* What you should do
Lines containing the string "fuerza" are to be collected in full.

═════ Provided material ═════

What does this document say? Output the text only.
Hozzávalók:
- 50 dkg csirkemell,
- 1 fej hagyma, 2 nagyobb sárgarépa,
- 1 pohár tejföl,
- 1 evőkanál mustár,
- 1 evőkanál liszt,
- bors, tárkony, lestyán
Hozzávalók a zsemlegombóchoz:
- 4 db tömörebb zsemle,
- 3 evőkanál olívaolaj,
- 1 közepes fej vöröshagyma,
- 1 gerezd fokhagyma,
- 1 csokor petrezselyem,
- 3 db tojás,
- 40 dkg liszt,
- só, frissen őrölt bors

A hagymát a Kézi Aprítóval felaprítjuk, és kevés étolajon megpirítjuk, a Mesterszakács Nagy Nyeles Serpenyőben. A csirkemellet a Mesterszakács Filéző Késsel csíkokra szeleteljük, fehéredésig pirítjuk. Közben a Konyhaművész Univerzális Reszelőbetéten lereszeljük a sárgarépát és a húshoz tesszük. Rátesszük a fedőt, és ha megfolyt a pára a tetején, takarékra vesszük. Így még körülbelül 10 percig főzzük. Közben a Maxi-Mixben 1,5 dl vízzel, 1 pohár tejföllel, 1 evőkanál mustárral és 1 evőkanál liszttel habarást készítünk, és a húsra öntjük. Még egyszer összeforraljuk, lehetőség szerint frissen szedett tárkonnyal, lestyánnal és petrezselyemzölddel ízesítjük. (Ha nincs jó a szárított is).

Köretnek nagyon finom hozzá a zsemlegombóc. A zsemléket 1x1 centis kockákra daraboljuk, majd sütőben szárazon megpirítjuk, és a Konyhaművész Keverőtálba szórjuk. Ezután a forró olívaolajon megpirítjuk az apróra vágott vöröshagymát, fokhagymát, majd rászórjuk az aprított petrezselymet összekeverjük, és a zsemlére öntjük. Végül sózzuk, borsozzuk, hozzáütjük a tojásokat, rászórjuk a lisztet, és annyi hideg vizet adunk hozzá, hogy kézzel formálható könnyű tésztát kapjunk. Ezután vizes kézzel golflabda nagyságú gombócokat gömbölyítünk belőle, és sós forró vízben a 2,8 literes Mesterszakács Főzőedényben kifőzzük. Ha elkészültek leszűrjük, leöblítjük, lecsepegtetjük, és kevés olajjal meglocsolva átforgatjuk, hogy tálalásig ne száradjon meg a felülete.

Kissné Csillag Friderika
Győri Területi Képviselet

═════
═════ Provided material ═════

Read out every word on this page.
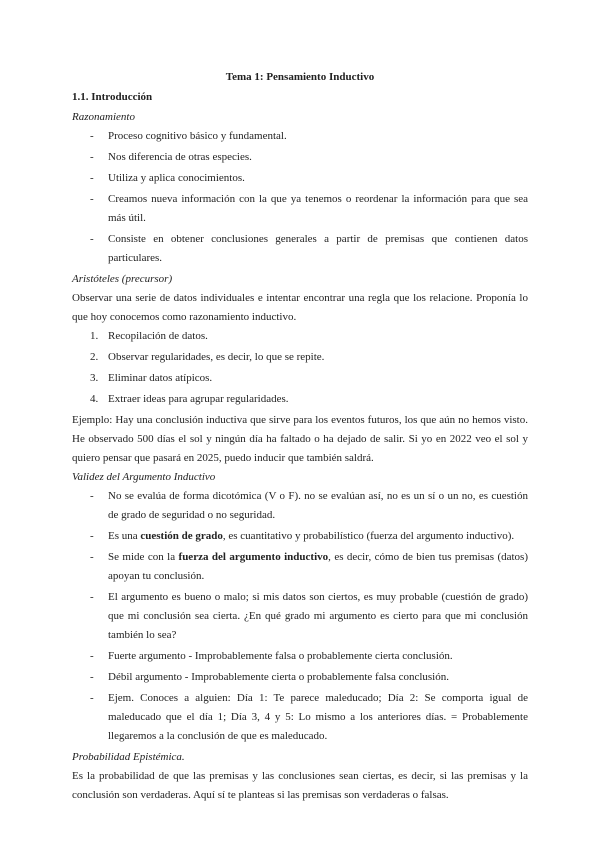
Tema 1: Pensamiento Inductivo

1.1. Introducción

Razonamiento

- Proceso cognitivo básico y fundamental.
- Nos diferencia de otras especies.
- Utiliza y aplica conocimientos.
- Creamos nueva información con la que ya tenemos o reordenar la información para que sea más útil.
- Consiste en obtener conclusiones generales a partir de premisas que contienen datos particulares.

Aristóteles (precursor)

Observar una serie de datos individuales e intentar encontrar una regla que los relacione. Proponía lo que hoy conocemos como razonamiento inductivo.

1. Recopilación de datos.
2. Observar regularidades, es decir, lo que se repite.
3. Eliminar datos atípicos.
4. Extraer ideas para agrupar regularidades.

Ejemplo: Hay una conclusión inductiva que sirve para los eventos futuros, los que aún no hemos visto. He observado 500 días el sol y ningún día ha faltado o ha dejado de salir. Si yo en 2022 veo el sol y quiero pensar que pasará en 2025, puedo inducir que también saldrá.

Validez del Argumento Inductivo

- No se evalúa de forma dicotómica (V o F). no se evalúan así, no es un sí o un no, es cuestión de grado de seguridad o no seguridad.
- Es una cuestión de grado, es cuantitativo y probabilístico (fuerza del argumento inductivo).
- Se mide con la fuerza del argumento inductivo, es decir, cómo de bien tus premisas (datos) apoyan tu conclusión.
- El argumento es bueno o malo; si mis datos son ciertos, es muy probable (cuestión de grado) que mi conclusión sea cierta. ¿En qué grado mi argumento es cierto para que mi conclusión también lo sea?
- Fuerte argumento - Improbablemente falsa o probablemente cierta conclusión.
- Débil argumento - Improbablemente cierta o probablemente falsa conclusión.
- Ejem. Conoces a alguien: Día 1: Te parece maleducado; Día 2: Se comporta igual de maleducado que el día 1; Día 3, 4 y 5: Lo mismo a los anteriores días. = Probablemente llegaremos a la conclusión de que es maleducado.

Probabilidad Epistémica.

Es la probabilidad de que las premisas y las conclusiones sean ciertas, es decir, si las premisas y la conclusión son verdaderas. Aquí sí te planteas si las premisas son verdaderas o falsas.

═════

* Expected answer
- Es una cuestión de grado, es cuantitativo y probabilístico (fuerza del argumento inductivo).
- Se mide con la fuerza del argumento inductivo, es decir, cómo de bien tus premisas (datos) apoyan tu conclusión.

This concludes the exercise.